(Labeled region items)
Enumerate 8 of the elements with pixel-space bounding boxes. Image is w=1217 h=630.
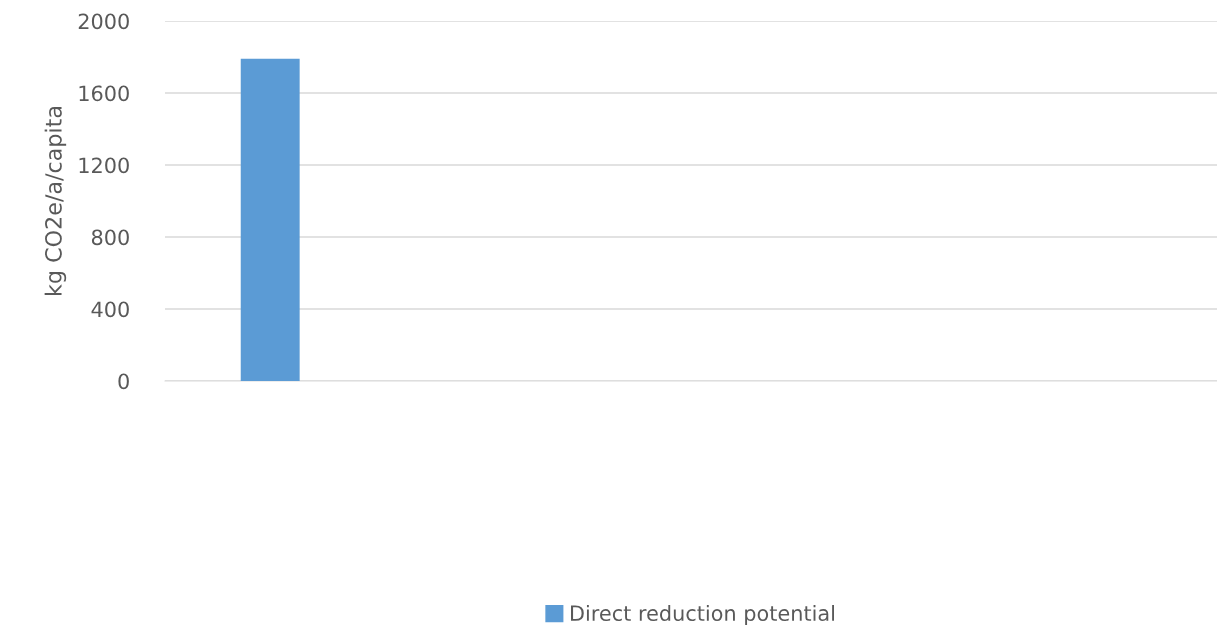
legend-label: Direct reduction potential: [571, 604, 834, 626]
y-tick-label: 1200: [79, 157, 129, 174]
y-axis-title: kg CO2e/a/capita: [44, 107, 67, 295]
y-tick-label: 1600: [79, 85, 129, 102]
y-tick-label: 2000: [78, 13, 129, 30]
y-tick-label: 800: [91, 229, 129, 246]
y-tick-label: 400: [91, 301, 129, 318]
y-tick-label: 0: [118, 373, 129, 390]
--
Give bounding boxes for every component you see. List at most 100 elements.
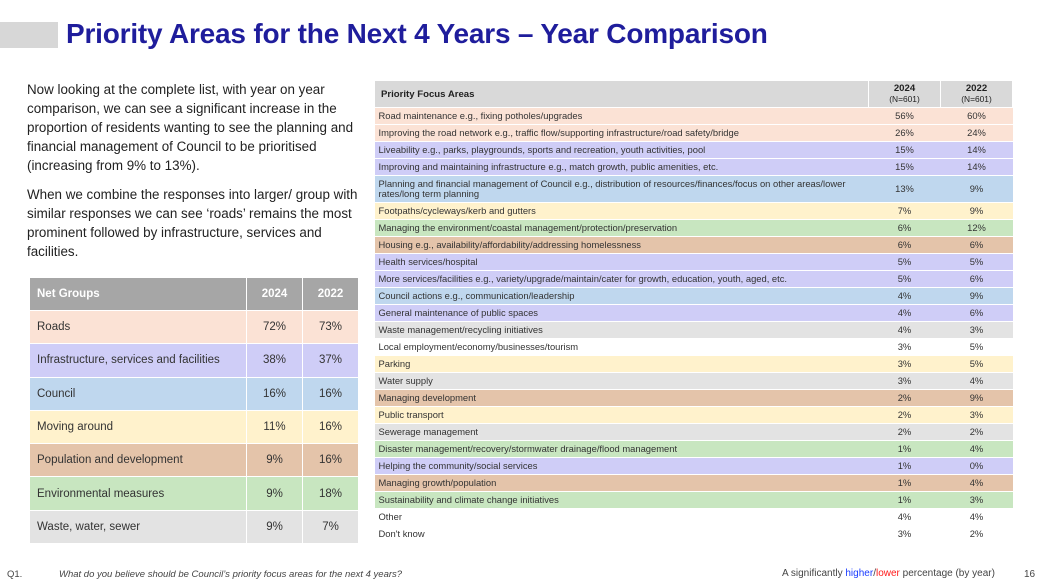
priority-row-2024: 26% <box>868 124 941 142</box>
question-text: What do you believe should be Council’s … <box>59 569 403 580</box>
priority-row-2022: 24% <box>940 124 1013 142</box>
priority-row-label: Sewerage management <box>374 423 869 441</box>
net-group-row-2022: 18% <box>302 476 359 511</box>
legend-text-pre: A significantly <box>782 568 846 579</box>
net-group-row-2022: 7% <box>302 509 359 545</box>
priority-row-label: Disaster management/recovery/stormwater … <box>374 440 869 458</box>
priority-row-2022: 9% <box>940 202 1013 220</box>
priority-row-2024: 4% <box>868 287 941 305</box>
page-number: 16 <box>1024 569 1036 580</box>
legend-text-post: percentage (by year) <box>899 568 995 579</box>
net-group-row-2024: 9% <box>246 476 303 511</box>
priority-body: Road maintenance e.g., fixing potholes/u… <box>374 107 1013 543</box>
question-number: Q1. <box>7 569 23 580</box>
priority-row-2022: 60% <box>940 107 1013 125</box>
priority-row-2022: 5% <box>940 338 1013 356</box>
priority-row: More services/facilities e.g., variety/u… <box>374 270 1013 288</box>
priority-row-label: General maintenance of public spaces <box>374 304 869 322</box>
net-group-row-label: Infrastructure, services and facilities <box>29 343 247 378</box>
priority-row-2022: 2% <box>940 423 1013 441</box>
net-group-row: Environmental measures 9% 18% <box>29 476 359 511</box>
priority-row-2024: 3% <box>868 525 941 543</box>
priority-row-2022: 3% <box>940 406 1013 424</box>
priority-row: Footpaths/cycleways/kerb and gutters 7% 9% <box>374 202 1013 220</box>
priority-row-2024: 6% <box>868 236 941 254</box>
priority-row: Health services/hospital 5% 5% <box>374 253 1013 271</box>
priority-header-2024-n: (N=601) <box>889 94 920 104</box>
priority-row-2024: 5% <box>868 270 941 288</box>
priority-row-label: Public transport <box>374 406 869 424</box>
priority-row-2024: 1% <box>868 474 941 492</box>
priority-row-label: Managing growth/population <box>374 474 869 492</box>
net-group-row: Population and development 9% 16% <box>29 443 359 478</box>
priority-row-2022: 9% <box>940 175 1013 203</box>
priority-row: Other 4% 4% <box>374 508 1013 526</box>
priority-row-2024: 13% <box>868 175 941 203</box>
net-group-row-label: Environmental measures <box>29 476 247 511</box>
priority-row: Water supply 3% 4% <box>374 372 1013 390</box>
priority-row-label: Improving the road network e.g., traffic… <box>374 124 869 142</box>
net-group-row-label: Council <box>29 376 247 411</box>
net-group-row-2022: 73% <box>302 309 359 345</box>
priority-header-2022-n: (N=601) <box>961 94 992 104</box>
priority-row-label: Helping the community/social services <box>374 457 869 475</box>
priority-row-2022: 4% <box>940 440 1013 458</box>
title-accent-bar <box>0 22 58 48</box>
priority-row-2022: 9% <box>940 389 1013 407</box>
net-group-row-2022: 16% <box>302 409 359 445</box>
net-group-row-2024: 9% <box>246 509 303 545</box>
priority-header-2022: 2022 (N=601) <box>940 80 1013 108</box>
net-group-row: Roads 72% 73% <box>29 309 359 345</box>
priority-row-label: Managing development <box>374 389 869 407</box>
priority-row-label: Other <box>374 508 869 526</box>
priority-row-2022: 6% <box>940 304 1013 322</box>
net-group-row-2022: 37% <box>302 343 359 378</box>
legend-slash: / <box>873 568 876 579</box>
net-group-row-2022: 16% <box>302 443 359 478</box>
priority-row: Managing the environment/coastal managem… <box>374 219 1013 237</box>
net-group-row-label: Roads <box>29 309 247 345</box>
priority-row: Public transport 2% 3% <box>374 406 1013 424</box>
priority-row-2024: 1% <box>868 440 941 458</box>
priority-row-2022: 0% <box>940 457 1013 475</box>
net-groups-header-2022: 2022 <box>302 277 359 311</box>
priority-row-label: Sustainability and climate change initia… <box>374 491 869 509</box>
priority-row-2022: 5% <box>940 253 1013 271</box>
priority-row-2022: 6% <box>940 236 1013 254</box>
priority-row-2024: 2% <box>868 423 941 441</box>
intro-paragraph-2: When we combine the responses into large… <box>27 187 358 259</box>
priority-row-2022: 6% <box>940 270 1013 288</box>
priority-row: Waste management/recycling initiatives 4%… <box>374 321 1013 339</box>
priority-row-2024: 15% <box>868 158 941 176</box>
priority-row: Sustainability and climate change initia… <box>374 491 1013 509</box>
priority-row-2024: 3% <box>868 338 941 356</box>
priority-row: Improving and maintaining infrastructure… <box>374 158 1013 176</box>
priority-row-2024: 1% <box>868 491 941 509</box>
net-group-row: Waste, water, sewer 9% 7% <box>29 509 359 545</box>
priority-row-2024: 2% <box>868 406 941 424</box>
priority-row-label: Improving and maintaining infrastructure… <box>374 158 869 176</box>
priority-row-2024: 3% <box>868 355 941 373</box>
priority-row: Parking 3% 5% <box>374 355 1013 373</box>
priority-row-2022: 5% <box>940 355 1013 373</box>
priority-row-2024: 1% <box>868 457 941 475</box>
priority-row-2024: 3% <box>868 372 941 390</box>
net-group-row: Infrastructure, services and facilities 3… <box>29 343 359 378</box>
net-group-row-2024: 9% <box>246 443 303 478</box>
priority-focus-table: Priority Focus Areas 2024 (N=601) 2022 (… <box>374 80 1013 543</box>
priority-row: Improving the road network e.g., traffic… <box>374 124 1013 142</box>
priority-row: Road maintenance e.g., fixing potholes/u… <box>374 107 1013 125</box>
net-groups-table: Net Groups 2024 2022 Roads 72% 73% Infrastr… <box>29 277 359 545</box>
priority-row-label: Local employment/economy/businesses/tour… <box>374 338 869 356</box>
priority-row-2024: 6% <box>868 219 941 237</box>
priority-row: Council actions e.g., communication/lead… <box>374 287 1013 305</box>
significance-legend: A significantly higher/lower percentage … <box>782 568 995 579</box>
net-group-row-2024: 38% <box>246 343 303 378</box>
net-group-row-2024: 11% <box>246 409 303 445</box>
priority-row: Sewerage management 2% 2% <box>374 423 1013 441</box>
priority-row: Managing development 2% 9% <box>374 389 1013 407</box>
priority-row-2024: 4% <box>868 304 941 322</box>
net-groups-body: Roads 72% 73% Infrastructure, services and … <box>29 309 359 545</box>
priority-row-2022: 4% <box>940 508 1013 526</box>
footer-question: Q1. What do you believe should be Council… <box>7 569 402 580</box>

* **EXERCISE REQUIREMENTS**
Rewrite everything from the line containing "Enumerate 8 of" down to the line containing "y-tick-label: 0: [118, 373, 129, 390]", putting "box coordinates" in place of "bounding boxes" and changing nothing else. Leave the pictures out.

* **IN RESPONSE**
Enumerate 8 of the elements with pixel-space box coordinates. Image is w=1217 h=630.
legend-label: Direct reduction potential: [571, 604, 834, 626]
y-tick-label: 1200: [79, 157, 129, 174]
y-axis-title: kg CO2e/a/capita: [44, 107, 67, 295]
y-tick-label: 1600: [79, 85, 129, 102]
y-tick-label: 2000: [78, 13, 129, 30]
y-tick-label: 800: [91, 229, 129, 246]
y-tick-label: 400: [91, 301, 129, 318]
y-tick-label: 0: [118, 373, 129, 390]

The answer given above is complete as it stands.